Your task is to locate every line holding the string "JSON" and to copy each of them.
====== DATASET ENTRIES ======
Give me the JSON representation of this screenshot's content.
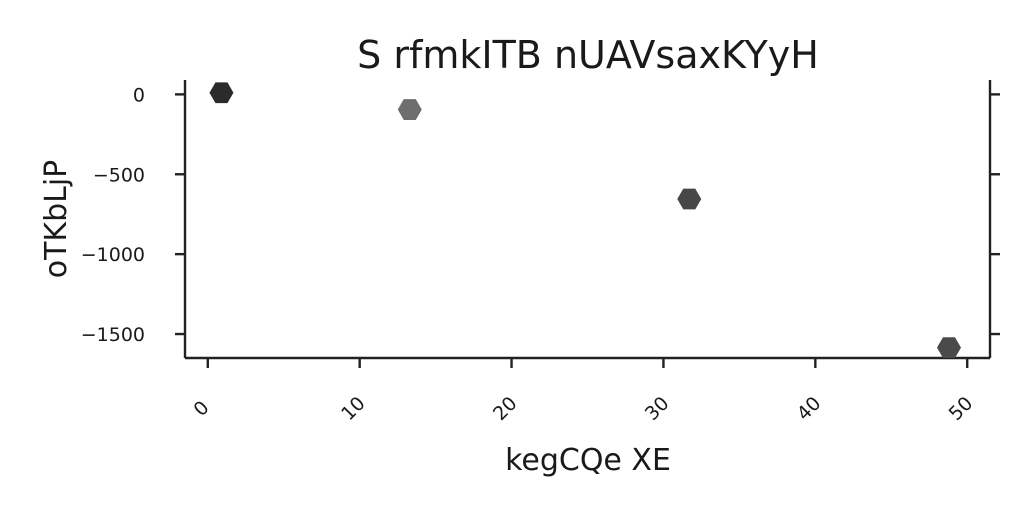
{
  "chart_data": {
    "type": "scatter",
    "title": "S rfmkITB nUAVsaxKYyH",
    "xlabel": "kegCQe XE",
    "ylabel": "oTKbLjP",
    "xlim": [
      -1.5,
      51.5
    ],
    "ylim": [
      -1650,
      90
    ],
    "xticks": [
      0,
      10,
      20,
      30,
      40,
      50
    ],
    "xtick_labels": [
      "0",
      "10",
      "20",
      "30",
      "40",
      "50"
    ],
    "yticks": [
      0,
      -500,
      -1000,
      -1500
    ],
    "ytick_labels": [
      "0",
      "−500",
      "−1000",
      "−1500"
    ],
    "marker": "hexagon",
    "grid": false,
    "points": [
      {
        "x": 0.9,
        "y": 10,
        "color": "#2b2b2b"
      },
      {
        "x": 13.3,
        "y": -95,
        "color": "#6e6e6e"
      },
      {
        "x": 31.7,
        "y": -655,
        "color": "#474747"
      },
      {
        "x": 48.8,
        "y": -1585,
        "color": "#4a4a4a"
      }
    ]
  }
}
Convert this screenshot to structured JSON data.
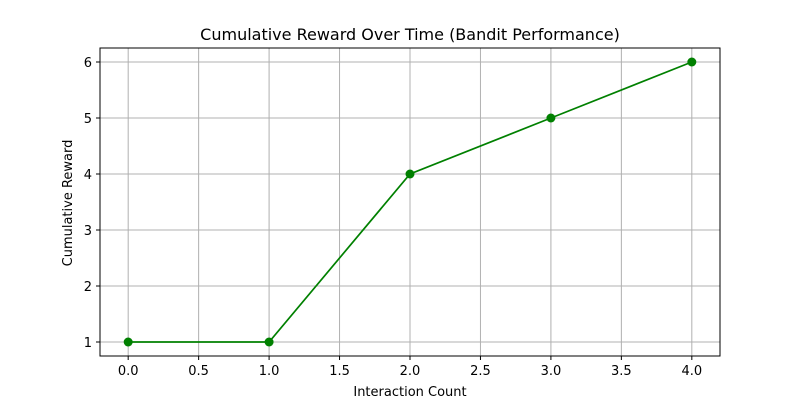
{
  "chart_data": {
    "type": "line",
    "title": "Cumulative Reward Over Time (Bandit Performance)",
    "xlabel": "Interaction Count",
    "ylabel": "Cumulative Reward",
    "x": [
      0,
      1,
      2,
      3,
      4
    ],
    "series": [
      {
        "values": [
          1,
          1,
          4,
          5,
          6
        ],
        "color": "#008000",
        "marker": "circle"
      }
    ],
    "xlim": [
      -0.2,
      4.2
    ],
    "ylim": [
      0.75,
      6.25
    ],
    "xticks": [
      0.0,
      0.5,
      1.0,
      1.5,
      2.0,
      2.5,
      3.0,
      3.5,
      4.0
    ],
    "xtick_labels": [
      "0.0",
      "0.5",
      "1.0",
      "1.5",
      "2.0",
      "2.5",
      "3.0",
      "3.5",
      "4.0"
    ],
    "yticks": [
      1,
      2,
      3,
      4,
      5,
      6
    ],
    "ytick_labels": [
      "1",
      "2",
      "3",
      "4",
      "5",
      "6"
    ],
    "grid": true,
    "legend": "none"
  }
}
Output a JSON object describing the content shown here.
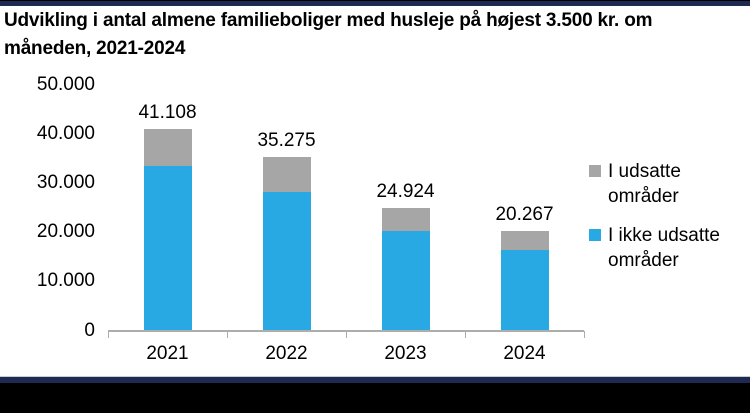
{
  "header": {
    "title_lines": [
      "Udvikling i antal almene familieboliger med husleje på højest 3.500 kr. om",
      "måneden, 2021-2024"
    ]
  },
  "colors": {
    "top_bar_navy": "#1F2A52",
    "bottom_bar_navy": "#1F2A52",
    "bottom_bar_black": "#000000",
    "axis_line": "#ADADAD",
    "title_text": "#000000"
  },
  "chart_data": {
    "type": "bar",
    "stacked": true,
    "title": "Udvikling i antal almene familieboliger med husleje på højest 3.500 kr. om måneden, 2021-2024",
    "categories": [
      "2021",
      "2022",
      "2023",
      "2024"
    ],
    "series": [
      {
        "name": "I udsatte områder",
        "color": "#A6A6A6",
        "values": [
          7608,
          7000,
          4600,
          3800
        ]
      },
      {
        "name": "I ikke udsatte områder",
        "color": "#29A9E4",
        "values": [
          33500,
          28275,
          20324,
          16467
        ]
      }
    ],
    "totals": [
      41108,
      35275,
      24924,
      20267
    ],
    "total_labels": [
      "41.108",
      "35.275",
      "24.924",
      "20.267"
    ],
    "xlabel": "",
    "ylabel": "",
    "ylim": [
      0,
      50000
    ],
    "ytick_labels": [
      "0",
      "10.000",
      "20.000",
      "30.000",
      "40.000",
      "50.000"
    ],
    "grid": false,
    "legend_position": "right"
  }
}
======
**WRITTEN REPLY:**
Give me the JSON representation of this screenshot's content.
Convert this screenshot to structured JSON data.
Output a JSON object describing the content shown here.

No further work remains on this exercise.